§ **WORK TO BE COMPLETED**:
Give the number of lines below that contain "JSON", with no other output.

[start TASK INPUTS]

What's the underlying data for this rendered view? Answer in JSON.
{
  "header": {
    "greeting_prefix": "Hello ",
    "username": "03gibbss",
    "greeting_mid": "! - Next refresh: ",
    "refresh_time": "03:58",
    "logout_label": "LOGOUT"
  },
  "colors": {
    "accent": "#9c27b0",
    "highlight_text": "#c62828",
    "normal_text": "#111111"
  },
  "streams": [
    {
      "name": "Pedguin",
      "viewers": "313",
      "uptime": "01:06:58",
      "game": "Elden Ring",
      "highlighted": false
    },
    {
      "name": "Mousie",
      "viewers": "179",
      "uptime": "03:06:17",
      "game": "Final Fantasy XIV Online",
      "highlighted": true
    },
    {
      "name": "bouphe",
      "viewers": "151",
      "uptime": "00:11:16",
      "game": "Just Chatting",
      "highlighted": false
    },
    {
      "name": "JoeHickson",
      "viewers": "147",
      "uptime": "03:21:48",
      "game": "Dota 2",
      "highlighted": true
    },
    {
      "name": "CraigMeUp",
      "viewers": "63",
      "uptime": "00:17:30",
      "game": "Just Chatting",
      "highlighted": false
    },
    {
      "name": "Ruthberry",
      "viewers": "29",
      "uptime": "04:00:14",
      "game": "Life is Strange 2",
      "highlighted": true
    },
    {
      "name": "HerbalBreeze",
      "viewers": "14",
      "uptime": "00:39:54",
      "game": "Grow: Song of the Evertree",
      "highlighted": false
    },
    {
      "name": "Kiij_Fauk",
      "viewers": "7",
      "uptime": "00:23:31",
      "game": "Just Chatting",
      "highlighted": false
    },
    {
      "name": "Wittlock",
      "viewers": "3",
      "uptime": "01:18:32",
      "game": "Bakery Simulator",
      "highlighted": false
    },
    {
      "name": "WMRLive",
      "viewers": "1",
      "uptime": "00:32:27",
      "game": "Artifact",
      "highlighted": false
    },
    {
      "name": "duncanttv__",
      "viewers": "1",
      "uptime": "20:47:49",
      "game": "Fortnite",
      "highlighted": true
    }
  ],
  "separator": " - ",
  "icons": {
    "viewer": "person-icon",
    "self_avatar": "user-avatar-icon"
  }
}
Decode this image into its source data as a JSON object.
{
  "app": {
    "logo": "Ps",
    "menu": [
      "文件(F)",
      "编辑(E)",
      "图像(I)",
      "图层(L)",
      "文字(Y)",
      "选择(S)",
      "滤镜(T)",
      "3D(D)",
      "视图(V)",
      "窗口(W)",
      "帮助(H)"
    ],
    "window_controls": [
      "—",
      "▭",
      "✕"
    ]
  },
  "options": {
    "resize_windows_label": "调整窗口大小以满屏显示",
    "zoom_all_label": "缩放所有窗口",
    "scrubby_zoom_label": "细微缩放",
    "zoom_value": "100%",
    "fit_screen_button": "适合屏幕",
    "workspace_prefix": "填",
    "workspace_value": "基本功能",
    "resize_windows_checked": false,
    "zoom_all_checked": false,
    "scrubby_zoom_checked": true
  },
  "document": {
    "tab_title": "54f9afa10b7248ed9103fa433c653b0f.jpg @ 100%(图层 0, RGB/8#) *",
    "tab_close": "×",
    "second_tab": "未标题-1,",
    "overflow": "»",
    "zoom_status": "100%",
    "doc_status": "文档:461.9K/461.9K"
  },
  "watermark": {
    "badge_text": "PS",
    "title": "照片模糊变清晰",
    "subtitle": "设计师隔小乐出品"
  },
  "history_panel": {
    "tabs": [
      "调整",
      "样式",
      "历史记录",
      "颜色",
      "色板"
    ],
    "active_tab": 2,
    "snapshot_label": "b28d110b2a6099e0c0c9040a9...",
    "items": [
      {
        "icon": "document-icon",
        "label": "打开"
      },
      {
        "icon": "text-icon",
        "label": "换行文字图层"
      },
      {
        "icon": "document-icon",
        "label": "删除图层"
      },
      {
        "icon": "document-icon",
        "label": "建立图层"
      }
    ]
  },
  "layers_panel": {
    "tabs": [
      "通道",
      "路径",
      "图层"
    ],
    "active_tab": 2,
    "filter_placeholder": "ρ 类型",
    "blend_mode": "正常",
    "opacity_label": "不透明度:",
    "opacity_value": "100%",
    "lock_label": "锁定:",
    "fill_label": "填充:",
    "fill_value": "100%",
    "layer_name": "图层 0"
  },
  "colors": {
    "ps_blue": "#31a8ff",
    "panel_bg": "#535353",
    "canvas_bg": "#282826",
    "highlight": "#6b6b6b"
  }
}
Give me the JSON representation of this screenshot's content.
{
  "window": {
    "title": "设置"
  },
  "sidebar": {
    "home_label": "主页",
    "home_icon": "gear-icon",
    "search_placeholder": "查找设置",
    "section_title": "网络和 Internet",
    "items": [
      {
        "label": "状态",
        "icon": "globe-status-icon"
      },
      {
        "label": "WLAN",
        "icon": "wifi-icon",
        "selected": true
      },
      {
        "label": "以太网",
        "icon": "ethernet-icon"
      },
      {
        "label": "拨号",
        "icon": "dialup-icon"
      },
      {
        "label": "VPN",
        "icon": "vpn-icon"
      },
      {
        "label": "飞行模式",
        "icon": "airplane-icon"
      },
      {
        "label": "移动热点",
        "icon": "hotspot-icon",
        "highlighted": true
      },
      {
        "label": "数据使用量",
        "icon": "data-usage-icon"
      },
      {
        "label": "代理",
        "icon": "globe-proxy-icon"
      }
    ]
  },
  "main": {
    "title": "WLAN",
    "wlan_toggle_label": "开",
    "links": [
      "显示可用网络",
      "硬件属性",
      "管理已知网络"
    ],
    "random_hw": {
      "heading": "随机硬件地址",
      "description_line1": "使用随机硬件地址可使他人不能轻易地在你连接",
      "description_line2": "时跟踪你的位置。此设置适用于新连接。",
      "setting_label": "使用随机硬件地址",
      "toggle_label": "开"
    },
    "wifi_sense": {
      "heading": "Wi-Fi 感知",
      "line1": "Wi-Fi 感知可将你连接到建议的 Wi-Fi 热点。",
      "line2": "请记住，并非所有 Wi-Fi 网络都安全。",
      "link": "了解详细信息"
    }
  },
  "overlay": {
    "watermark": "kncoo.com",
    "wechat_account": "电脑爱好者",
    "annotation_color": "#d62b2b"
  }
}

[end TASK INPUTS]

§ **PROBLEM SOLUTION**:
3